__WHAT THE EXERCISE ASKS__. When you have gone through the entries below, state how many lines include the word "Dump" and write nothing else.
+++
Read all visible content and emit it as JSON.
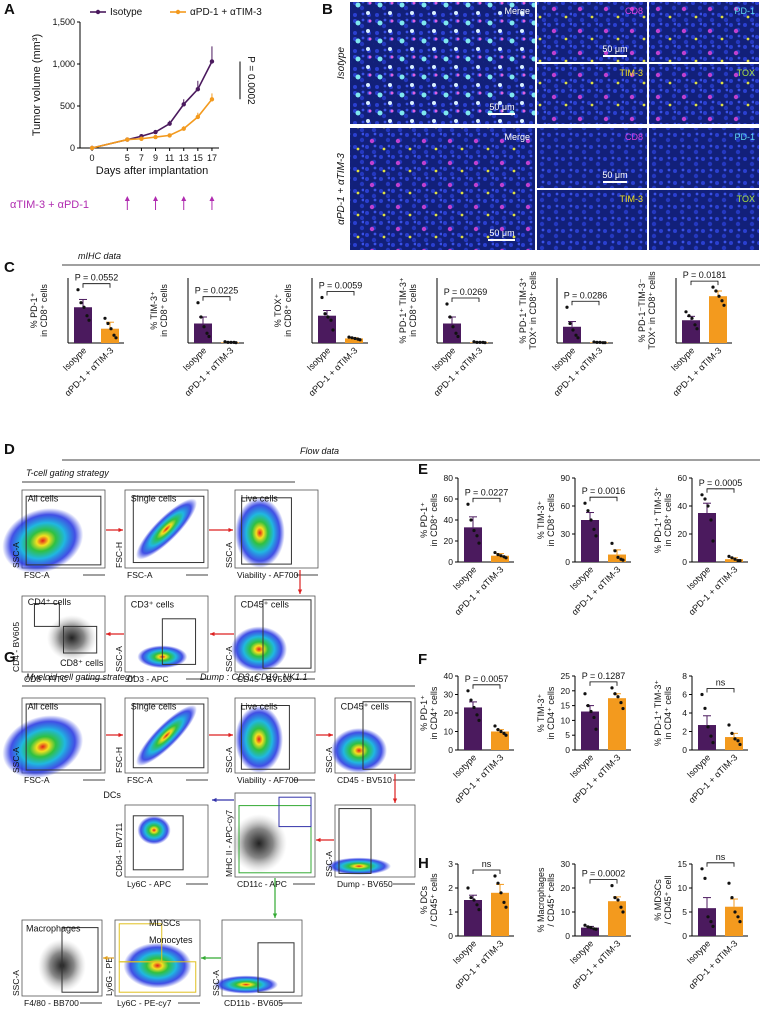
{
  "figure": {
    "panel_letters": [
      "A",
      "B",
      "C",
      "D",
      "E",
      "F",
      "G",
      "H"
    ],
    "section_labels": {
      "mihc": "mIHC data",
      "flow": "Flow data",
      "tcell": "T-cell gating strategy",
      "myeloid": "Myeloid cell gating strategy",
      "dump": "Dump : CD3, CD19, NK1.1"
    }
  },
  "chart_data": [
    {
      "type": "line",
      "ylabel": "Tumor volume (mm³)",
      "xlabel": "Days after implantation",
      "x": [
        0,
        5,
        7,
        9,
        11,
        13,
        15,
        17
      ],
      "xlim": [
        -1,
        18
      ],
      "xticks": [
        0,
        5,
        7,
        9,
        11,
        13,
        15,
        17
      ],
      "ylim": [
        0,
        1500
      ],
      "yticks": [
        0,
        500,
        {
          "value": 1000,
          "label": "1,000"
        },
        {
          "value": 1500,
          "label": "1,500"
        }
      ],
      "series": [
        {
          "name": "Isotype",
          "color": "#4b1a5e",
          "values": [
            0,
            100,
            140,
            190,
            290,
            520,
            700,
            1030
          ],
          "errors": [
            0,
            10,
            20,
            20,
            35,
            60,
            100,
            180
          ]
        },
        {
          "name": "αPD-1 + αTIM-3",
          "color": "#f39a1e",
          "values": [
            0,
            100,
            110,
            130,
            150,
            230,
            370,
            580
          ],
          "errors": [
            0,
            10,
            10,
            15,
            20,
            30,
            50,
            70
          ]
        }
      ],
      "annotation": "P = 0.0002",
      "treatment": {
        "label": "αTIM-3 + αPD-1",
        "days": [
          5,
          9,
          13,
          17
        ],
        "color": "#b02bb0"
      }
    },
    {
      "type": "bar",
      "ylabel": [
        "% PD-1⁺",
        "in CD8⁺ cells"
      ],
      "categories": [
        "Isotype",
        "αPD-1 + αTIM-3"
      ],
      "ylim": [
        0,
        100
      ],
      "values": [
        55,
        22
      ],
      "errors": [
        12,
        10
      ],
      "points": [
        [
          82,
          62,
          55,
          42,
          35
        ],
        [
          38,
          30,
          22,
          12,
          8
        ]
      ],
      "colors": [
        "#4b1a5e",
        "#f39a1e"
      ],
      "annotation": "P = 0.0552"
    },
    {
      "type": "bar",
      "ylabel": [
        "% TIM-3⁺",
        "in CD8⁺ cells"
      ],
      "categories": [
        "Isotype",
        "αPD-1 + αTIM-3"
      ],
      "ylim": [
        0,
        100
      ],
      "values": [
        30,
        1
      ],
      "errors": [
        10,
        0.5
      ],
      "points": [
        [
          62,
          40,
          25,
          15,
          10
        ],
        [
          2,
          1,
          1,
          1,
          0.5
        ]
      ],
      "colors": [
        "#4b1a5e",
        "#f39a1e"
      ],
      "annotation": "P = 0.0225"
    },
    {
      "type": "bar",
      "ylabel": [
        "% TOX⁺",
        "in CD8⁺ cells"
      ],
      "categories": [
        "Isotype",
        "αPD-1 + αTIM-3"
      ],
      "ylim": [
        0,
        100
      ],
      "values": [
        42,
        7
      ],
      "errors": [
        8,
        1
      ],
      "points": [
        [
          70,
          45,
          40,
          35,
          20
        ],
        [
          9,
          8,
          7,
          6,
          5
        ]
      ],
      "colors": [
        "#4b1a5e",
        "#f39a1e"
      ],
      "annotation": "P = 0.0059"
    },
    {
      "type": "bar",
      "ylabel": [
        "% PD-1⁺ TIM-3⁺",
        "in CD8⁺ cells"
      ],
      "categories": [
        "Isotype",
        "αPD-1 + αTIM-3"
      ],
      "ylim": [
        0,
        100
      ],
      "values": [
        30,
        1
      ],
      "errors": [
        10,
        0.5
      ],
      "points": [
        [
          60,
          40,
          25,
          15,
          10
        ],
        [
          2,
          1,
          1,
          1,
          0.5
        ]
      ],
      "colors": [
        "#4b1a5e",
        "#f39a1e"
      ],
      "annotation": "P = 0.0269"
    },
    {
      "type": "bar",
      "ylabel": [
        "% PD-1⁺ TIM-3⁺",
        "TOX⁺ in CD8⁺ cells"
      ],
      "categories": [
        "Isotype",
        "αPD-1 + αTIM-3"
      ],
      "ylim": [
        0,
        100
      ],
      "values": [
        25,
        1
      ],
      "errors": [
        8,
        0.5
      ],
      "points": [
        [
          55,
          30,
          20,
          12,
          8
        ],
        [
          1.5,
          1,
          1,
          0.5,
          0.5
        ]
      ],
      "colors": [
        "#4b1a5e",
        "#f39a1e"
      ],
      "annotation": "P = 0.0286"
    },
    {
      "type": "bar",
      "ylabel": [
        "% PD-1⁻TIM-3⁻",
        "TOX⁺ in CD8⁺ cells"
      ],
      "categories": [
        "Isotype",
        "αPD-1 + αTIM-3"
      ],
      "ylim": [
        0,
        100
      ],
      "values": [
        35,
        72
      ],
      "errors": [
        6,
        8
      ],
      "points": [
        [
          48,
          42,
          38,
          28,
          22
        ],
        [
          86,
          80,
          72,
          65,
          58
        ]
      ],
      "colors": [
        "#4b1a5e",
        "#f39a1e"
      ],
      "annotation": "P = 0.0181"
    },
    {
      "type": "bar",
      "ylabel": [
        "% PD-1⁺",
        "in CD8⁺ cells"
      ],
      "categories": [
        "Isotype",
        "αPD-1 + αTIM-3"
      ],
      "ylim": [
        0,
        80
      ],
      "yticks": [
        0,
        20,
        40,
        60,
        80
      ],
      "values": [
        33,
        6
      ],
      "errors": [
        10,
        2
      ],
      "points": [
        [
          55,
          40,
          30,
          25,
          18
        ],
        [
          9,
          7,
          6,
          5,
          4
        ]
      ],
      "colors": [
        "#4b1a5e",
        "#f39a1e"
      ],
      "annotation": "P = 0.0227"
    },
    {
      "type": "bar",
      "ylabel": [
        "% TIM-3⁺",
        "in CD8⁺ cells"
      ],
      "categories": [
        "Isotype",
        "αPD-1 + αTIM-3"
      ],
      "ylim": [
        0,
        90
      ],
      "yticks": [
        0,
        30,
        60,
        90
      ],
      "values": [
        45,
        8
      ],
      "errors": [
        8,
        5
      ],
      "points": [
        [
          63,
          55,
          45,
          35,
          28
        ],
        [
          20,
          12,
          5,
          3,
          2
        ]
      ],
      "colors": [
        "#4b1a5e",
        "#f39a1e"
      ],
      "annotation": "P = 0.0016"
    },
    {
      "type": "bar",
      "ylabel": [
        "% PD-1⁺ TIM-3⁺",
        "in CD8⁺ cells"
      ],
      "categories": [
        "Isotype",
        "αPD-1 + αTIM-3"
      ],
      "ylim": [
        0,
        60
      ],
      "yticks": [
        0,
        20,
        40,
        60
      ],
      "values": [
        35,
        2
      ],
      "errors": [
        7,
        1
      ],
      "points": [
        [
          48,
          45,
          40,
          30,
          15
        ],
        [
          4,
          3,
          2,
          1,
          1
        ]
      ],
      "colors": [
        "#4b1a5e",
        "#f39a1e"
      ],
      "annotation": "P = 0.0005"
    },
    {
      "type": "bar",
      "ylabel": [
        "% PD-1⁺",
        "in CD4⁺ cells"
      ],
      "categories": [
        "Isotype",
        "αPD-1 + αTIM-3"
      ],
      "ylim": [
        0,
        40
      ],
      "yticks": [
        0,
        10,
        20,
        30,
        40
      ],
      "values": [
        23,
        10
      ],
      "errors": [
        3,
        1
      ],
      "points": [
        [
          32,
          27,
          23,
          19,
          16
        ],
        [
          13,
          11,
          10,
          9,
          8
        ]
      ],
      "colors": [
        "#4b1a5e",
        "#f39a1e"
      ],
      "annotation": "P = 0.0057"
    },
    {
      "type": "bar",
      "ylabel": [
        "% TIM-3⁺",
        "in CD4⁺ cells"
      ],
      "categories": [
        "Isotype",
        "αPD-1 + αTIM-3"
      ],
      "ylim": [
        0,
        25
      ],
      "yticks": [
        0,
        5,
        10,
        15,
        20,
        25
      ],
      "values": [
        13,
        17.5
      ],
      "errors": [
        2,
        1.5
      ],
      "points": [
        [
          19,
          15,
          13,
          11,
          7
        ],
        [
          21,
          19,
          18,
          16,
          14
        ]
      ],
      "colors": [
        "#4b1a5e",
        "#f39a1e"
      ],
      "annotation": "P = 0.1287"
    },
    {
      "type": "bar",
      "ylabel": [
        "% PD-1⁺ TIM-3⁺",
        "in CD4⁺ cells"
      ],
      "categories": [
        "Isotype",
        "αPD-1 + αTIM-3"
      ],
      "ylim": [
        0,
        8
      ],
      "yticks": [
        0,
        2,
        4,
        6,
        8
      ],
      "values": [
        2.7,
        1.4
      ],
      "errors": [
        1,
        0.4
      ],
      "points": [
        [
          6,
          4.5,
          2.5,
          1.5,
          0.8
        ],
        [
          2.7,
          1.8,
          1.2,
          1,
          0.6
        ]
      ],
      "colors": [
        "#4b1a5e",
        "#f39a1e"
      ],
      "annotation": "ns"
    },
    {
      "type": "bar",
      "ylabel": [
        "% DCs",
        "/ CD45⁺ cells"
      ],
      "categories": [
        "Isotype",
        "αPD-1 + αTIM-3"
      ],
      "ylim": [
        0,
        3
      ],
      "yticks": [
        0,
        1,
        2,
        3
      ],
      "values": [
        1.5,
        1.8
      ],
      "errors": [
        0.2,
        0.35
      ],
      "points": [
        [
          2,
          1.6,
          1.5,
          1.3,
          1.1
        ],
        [
          2.5,
          2.2,
          1.8,
          1.4,
          1.2
        ]
      ],
      "colors": [
        "#4b1a5e",
        "#f39a1e"
      ],
      "annotation": "ns"
    },
    {
      "type": "bar",
      "ylabel": [
        "% Macrophages",
        "/ CD45⁺ cells"
      ],
      "categories": [
        "Isotype",
        "αPD-1 + αTIM-3"
      ],
      "ylim": [
        0,
        30
      ],
      "yticks": [
        0,
        10,
        20,
        30
      ],
      "values": [
        3.5,
        14.5
      ],
      "errors": [
        0.5,
        1.8
      ],
      "points": [
        [
          4.5,
          3.8,
          3.5,
          3,
          2.8
        ],
        [
          21,
          16,
          15,
          12,
          10
        ]
      ],
      "colors": [
        "#4b1a5e",
        "#f39a1e"
      ],
      "annotation": "P = 0.0002"
    },
    {
      "type": "bar",
      "ylabel": [
        "% MDSCs",
        "/ CD45⁺ cell"
      ],
      "categories": [
        "Isotype",
        "αPD-1 + αTIM-3"
      ],
      "ylim": [
        0,
        15
      ],
      "yticks": [
        0,
        5,
        10,
        15
      ],
      "values": [
        5.8,
        6.1
      ],
      "errors": [
        2.2,
        1.6
      ],
      "points": [
        [
          14,
          12,
          4,
          3,
          2
        ],
        [
          11,
          8,
          5,
          4,
          3
        ]
      ],
      "colors": [
        "#4b1a5e",
        "#f39a1e"
      ],
      "annotation": "ns"
    }
  ],
  "panel_b": {
    "rows": [
      {
        "label": "Isotype",
        "tiles": [
          "Merge",
          "CD8",
          "PD-1",
          "TIM-3",
          "TOX"
        ],
        "scale_bars": [
          "50 μm",
          "50 μm"
        ]
      },
      {
        "label": "αPD-1 + αTIM-3",
        "tiles": [
          "Merge",
          "CD8",
          "PD-1",
          "TIM-3",
          "TOX"
        ],
        "scale_bars": [
          "50 μm",
          "50 μm"
        ]
      }
    ]
  },
  "panel_d": {
    "plots": [
      {
        "gates": [
          "All cells"
        ],
        "x_axis": "FSC-A",
        "y_axis": "SSC-A"
      },
      {
        "gates": [
          "Single cells"
        ],
        "x_axis": "FSC-A",
        "y_axis": "FSC-H"
      },
      {
        "gates": [
          "Live cells"
        ],
        "x_axis": "Viability - AF700",
        "y_axis": "SSC-A"
      },
      {
        "gates": [
          "CD45⁺ cells"
        ],
        "x_axis": "CD45 - BV510",
        "y_axis": "SSC-A"
      },
      {
        "gates": [
          "CD3⁺ cells"
        ],
        "x_axis": "CD3 - APC",
        "y_axis": "SSC-A"
      },
      {
        "gates": [
          "CD4⁺ cells",
          "CD8⁺ cells"
        ],
        "x_axis": "CD8 - FITC",
        "y_axis": "CD4 - BV605"
      }
    ]
  },
  "panel_g": {
    "plots": [
      {
        "gates": [
          "All cells"
        ],
        "x_axis": "FSC-A",
        "y_axis": "SSC-A"
      },
      {
        "gates": [
          "Single cells"
        ],
        "x_axis": "FSC-A",
        "y_axis": "FSC-H"
      },
      {
        "gates": [
          "Live cells"
        ],
        "x_axis": "Viability - AF700",
        "y_axis": "SSC-A"
      },
      {
        "gates": [
          "CD45⁺ cells"
        ],
        "x_axis": "CD45 - BV510",
        "y_axis": "SSC-A"
      },
      {
        "gates": [],
        "x_axis": "Dump - BV650",
        "y_axis": "SSC-A"
      },
      {
        "gates": [],
        "x_axis": "CD11c - APC",
        "y_axis": "MHC II - APC-cy7"
      },
      {
        "gates": [
          "DCs"
        ],
        "x_axis": "Ly6C - APC",
        "y_axis": "CD64 - BV711"
      },
      {
        "gates": [],
        "x_axis": "CD11b - BV605",
        "y_axis": "SSC-A"
      },
      {
        "gates": [
          "MDSCs",
          "Monocytes"
        ],
        "x_axis": "Ly6C - PE-cy7",
        "y_axis": "Ly6G - PE"
      },
      {
        "gates": [
          "Macrophages"
        ],
        "x_axis": "F4/80 - BB700",
        "y_axis": "SSC-A"
      }
    ]
  }
}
+++
__RESULT OF THIS TASK__. 2